#### [TRECHO DE ORIGEM]
○ ○ ○ ○

Para atar as duas pontas deste artigo, penso no lançamento da poesia completa de Alberto da Cunha Melo, que acontece nesta terça, 19/12, na Livraria da Vila, em São Paulo. Não cabe a mim reclamar de um Brasil que ainda não colocou Cunha Melo no pedestal em que eu acho — e eu acho mesmo — que ele deveria estar. Se eu realmente me preocupar com isso, cabe apenas a mim ler bem sua obra e escrever sobre ela, e não cobrar que outros façam isso.
No caso da obra de Bruno Tolentino, espero pagar algo de minha dívida pessoal com ele tentando descobrir quem é esse personagem dentro da nossa literatura. Porém, não posso reclamar de nenhuma contribuição sobre um personagem cuja importância é inversamente proporcional à bibliografia a seu respeito. Essa bibliografia é o lugar no cânon — e ele não é conquistado apenas pelo mérito.
Aliás, foi Ezra Pound ou T.S. Eliot quem disse que toda geração deveria refazer seu cânon. É isso que nos cabe: ler bem, escrever bem. Não reclamar dos outros. Isso eu deixo para quem se escandaliza com Das Booty em nome da Imitação do Amanhecer.

○ ○ ○ ○

#### [LINHAS]
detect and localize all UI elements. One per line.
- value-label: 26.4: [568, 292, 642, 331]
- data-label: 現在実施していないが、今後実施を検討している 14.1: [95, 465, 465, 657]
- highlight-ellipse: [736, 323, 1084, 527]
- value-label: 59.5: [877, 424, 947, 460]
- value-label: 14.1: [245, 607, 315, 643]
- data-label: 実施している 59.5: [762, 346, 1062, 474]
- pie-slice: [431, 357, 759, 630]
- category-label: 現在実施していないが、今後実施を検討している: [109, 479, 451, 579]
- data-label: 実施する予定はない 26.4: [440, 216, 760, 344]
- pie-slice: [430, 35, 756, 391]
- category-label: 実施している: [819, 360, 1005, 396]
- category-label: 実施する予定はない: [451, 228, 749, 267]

○ ○ ○ ○

#### [OBJETIVO]
Transcreva literalmente, do trecho sobre o cânon literário, a parte que começa com as palavras "Para atar as" e termina com "apenas pelo mérito.".

#### [RESPOSTA]
Para atar as duas pontas deste artigo, penso no lançamento da poesia completa de Alberto da Cunha Melo, que acontece nesta terça, 19/12, na Livraria da Vila, em São Paulo. Não cabe a mim reclamar de um Brasil que ainda não colocou Cunha Melo no pedestal em que eu acho — e eu acho mesmo — que ele deveria estar. Se eu realmente me preocupar com isso, cabe apenas a mim ler bem sua obra e escrever sobre ela, e não cobrar que outros façam isso.
No caso da obra de Bruno Tolentino, espero pagar algo de minha dívida pessoal com ele tentando descobrir quem é esse personagem dentro da nossa literatura. Porém, não posso reclamar de nenhuma contribuição sobre um personagem cuja importância é inversamente proporcional à bibliografia a seu respeito. Essa bibliografia é o lugar no cânon — e ele não é conquistado apenas pelo mérito.